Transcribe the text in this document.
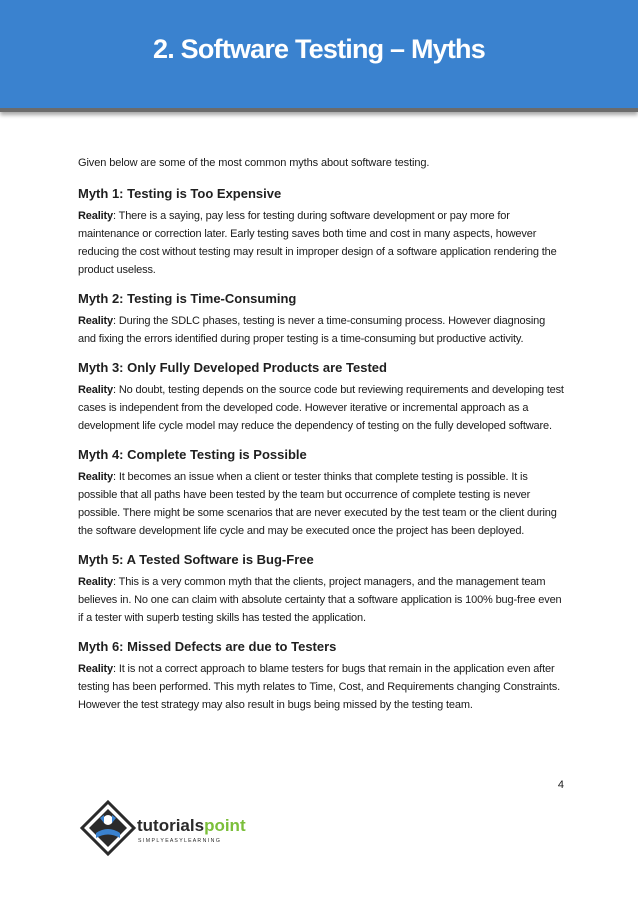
2. Software Testing – Myths

Given below are some of the most common myths about software testing.

Myth 1: Testing is Too Expensive

Reality: There is a saying, pay less for testing during software development or pay more for maintenance or correction later. Early testing saves both time and cost in many aspects, however reducing the cost without testing may result in improper design of a software application rendering the product useless.

Myth 2: Testing is Time-Consuming

Reality: During the SDLC phases, testing is never a time-consuming process. However diagnosing and fixing the errors identified during proper testing is a time-consuming but productive activity.

Myth 3: Only Fully Developed Products are Tested

Reality: No doubt, testing depends on the source code but reviewing requirements and developing test cases is independent from the developed code. However iterative or incremental approach as a development life cycle model may reduce the dependency of testing on the fully developed software.

Myth 4: Complete Testing is Possible

Reality: It becomes an issue when a client or tester thinks that complete testing is possible. It is possible that all paths have been tested by the team but occurrence of complete testing is never possible. There might be some scenarios that are never executed by the test team or the client during the software development life cycle and may be executed once the project has been deployed.

Myth 5: A Tested Software is Bug-Free

Reality: This is a very common myth that the clients, project managers, and the management team believes in. No one can claim with absolute certainty that a software application is 100% bug-free even if a tester with superb testing skills has tested the application.

Myth 6: Missed Defects are due to Testers

Reality: It is not a correct approach to blame testers for bugs that remain in the application even after testing has been performed. This myth relates to Time, Cost, and Requirements changing Constraints. However the test strategy may also result in bugs being missed by the testing team.

4
tutorialspoint
S I M P L Y E A S Y L E A R N I N G
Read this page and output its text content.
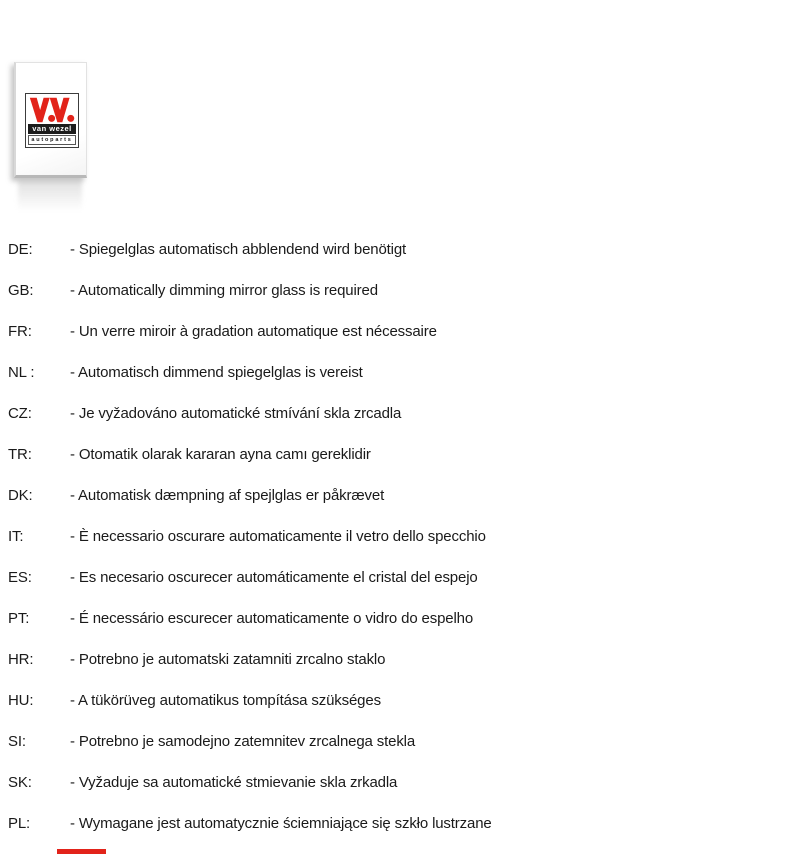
van wezel
autoparts
DE:	- Spiegelglas automatisch abblendend wird benötigt
GB:	- Automatically dimming mirror glass is required
FR:	- Un verre miroir à gradation automatique est nécessaire
NL :	- Automatisch dimmend spiegelglas is vereist
CZ:	- Je vyžadováno automatické stmívání skla zrcadla
TR:	- Otomatik olarak kararan ayna camı gereklidir
DK:	- Automatisk dæmpning af spejlglas er påkrævet
IT:	- È necessario oscurare automaticamente il vetro dello specchio
ES:	- Es necesario oscurecer automáticamente el cristal del espejo
PT:	- É necessário escurecer automaticamente o vidro do espelho
HR:	- Potrebno je automatski zatamniti zrcalno staklo
HU:	- A tükörüveg automatikus tompítása szükséges
SI:	- Potrebno je samodejno zatemnitev zrcalnega stekla
SK:	- Vyžaduje sa automatické stmievanie skla zrkadla
PL:	- Wymagane jest automatycznie ściemniające się szkło lustrzane
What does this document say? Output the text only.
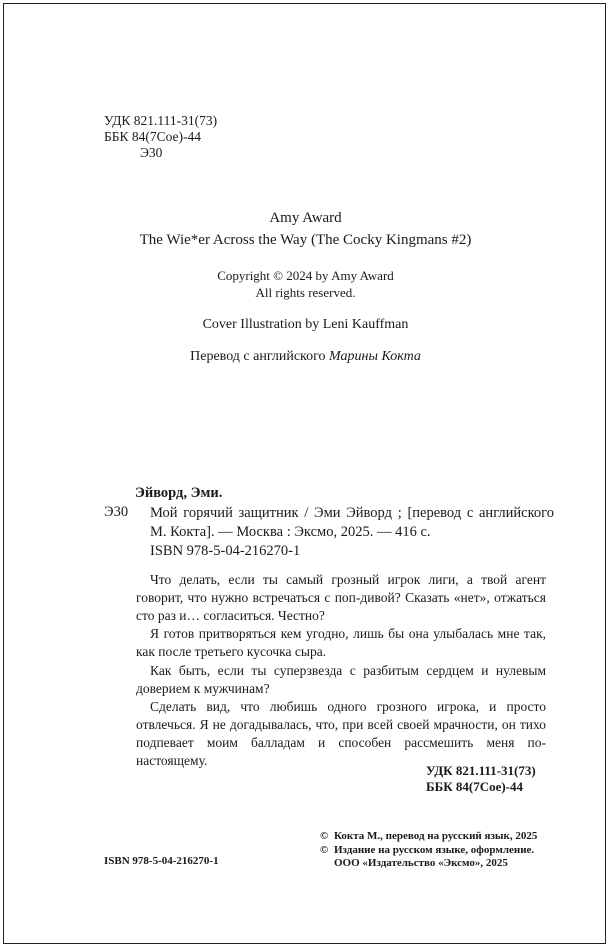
УДК 821.111-31(73)
ББК 84(7Сое)-44
Э30
Amy Award
The Wie*er Across the Way (The Cocky Kingmans #2)
Copyright © 2024 by Amy Award
All rights reserved.
Cover Illustration by Leni Kauffman
Перевод с английского Марины Кокта
Эйворд, Эми.
Э30 Мой горячий защитник / Эми Эйворд ; [перевод с английского М. Кокта]. — Москва : Эксмо, 2025. — 416 с.
ISBN 978-5-04-216270-1

Что делать, если ты самый грозный игрок лиги, а твой агент говорит, что нужно встречаться с поп-дивой? Сказать «нет», отжаться сто раз и… согласиться. Честно?

Я готов притворяться кем угодно, лишь бы она улыбалась мне так, как после третьего кусочка сыра.

Как быть, если ты суперзвезда с разбитым сердцем и нулевым доверием к мужчинам?

Сделать вид, что любишь одного грозного игрока, и просто отвлечься. Я не догадывалась, что, при всей своей мрачности, он тихо подпевает моим балладам и способен рассмешить меня по-настоящему.

УДК 821.111-31(73)
ББК 84(7Сое)-44
ISBN 978-5-04-216270-1
© Кокта М., перевод на русский язык, 2025
© Издание на русском языке, оформление.
ООО «Издательство «Эксмо», 2025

○ ○ ○ ○ ○ ○ ○

Print all entries exactly. The images do not belong in the copy.

### Finished exercise
Transcribe the text in this document.
2. Software Testing – Myths

Given below are some of the most common myths about software testing.

Myth 1: Testing is Too Expensive

Reality: There is a saying, pay less for testing during software development or pay more for maintenance or correction later. Early testing saves both time and cost in many aspects, however reducing the cost without testing may result in improper design of a software application rendering the product useless.

Myth 2: Testing is Time-Consuming

Reality: During the SDLC phases, testing is never a time-consuming process. However diagnosing and fixing the errors identified during proper testing is a time-consuming but productive activity.

Myth 3: Only Fully Developed Products are Tested

Reality: No doubt, testing depends on the source code but reviewing requirements and developing test cases is independent from the developed code. However iterative or incremental approach as a development life cycle model may reduce the dependency of testing on the fully developed software.

Myth 4: Complete Testing is Possible

Reality: It becomes an issue when a client or tester thinks that complete testing is possible. It is possible that all paths have been tested by the team but occurrence of complete testing is never possible. There might be some scenarios that are never executed by the test team or the client during the software development life cycle and may be executed once the project has been deployed.

Myth 5: A Tested Software is Bug-Free

Reality: This is a very common myth that the clients, project managers, and the management team believes in. No one can claim with absolute certainty that a software application is 100% bug-free even if a tester with superb testing skills has tested the application.

Myth 6: Missed Defects are due to Testers

Reality: It is not a correct approach to blame testers for bugs that remain in the application even after testing has been performed. This myth relates to Time, Cost, and Requirements changing Constraints. However the test strategy may also result in bugs being missed by the testing team.

4
tutorialspoint
S I M P L Y E A S Y L E A R N I N G
Read this page and output its text content.
van wezel
autoparts
DE:	- Spiegelglas automatisch abblendend wird benötigt
GB:	- Automatically dimming mirror glass is required
FR:	- Un verre miroir à gradation automatique est nécessaire
NL :	- Automatisch dimmend spiegelglas is vereist
CZ:	- Je vyžadováno automatické stmívání skla zrcadla
TR:	- Otomatik olarak kararan ayna camı gereklidir
DK:	- Automatisk dæmpning af spejlglas er påkrævet
IT:	- È necessario oscurare automaticamente il vetro dello specchio
ES:	- Es necesario oscurecer automáticamente el cristal del espejo
PT:	- É necessário escurecer automaticamente o vidro do espelho
HR:	- Potrebno je automatski zatamniti zrcalno staklo
HU:	- A tükörüveg automatikus tompítása szükséges
SI:	- Potrebno je samodejno zatemnitev zrcalnega stekla
SK:	- Vyžaduje sa automatické stmievanie skla zrkadla
PL:	- Wymagane jest automatycznie ściemniające się szkło lustrzane
What does this document say? Output the text only.
УДК 821.111-31(73)
ББК 84(7Сое)-44
Э30
Amy Award
The Wie*er Across the Way (The Cocky Kingmans #2)
Copyright © 2024 by Amy Award
All rights reserved.
Cover Illustration by Leni Kauffman
Перевод с английского Марины Кокта
Эйворд, Эми.
Э30 Мой горячий защитник / Эми Эйворд ; [перевод с английского М. Кокта]. — Москва : Эксмо, 2025. — 416 с.
ISBN 978-5-04-216270-1

Что делать, если ты самый грозный игрок лиги, а твой агент говорит, что нужно встречаться с поп-дивой? Сказать «нет», отжаться сто раз и… согласиться. Честно?

Я готов притворяться кем угодно, лишь бы она улыбалась мне так, как после третьего кусочка сыра.

Как быть, если ты суперзвезда с разбитым сердцем и нулевым доверием к мужчинам?

Сделать вид, что любишь одного грозного игрока, и просто отвлечься. Я не догадывалась, что, при всей своей мрачности, он тихо подпевает моим балладам и способен рассмешить меня по-настоящему.

УДК 821.111-31(73)
ББК 84(7Сое)-44
ISBN 978-5-04-216270-1
© Кокта М., перевод на русский язык, 2025
© Издание на русском языке, оформление.
ООО «Издательство «Эксмо», 2025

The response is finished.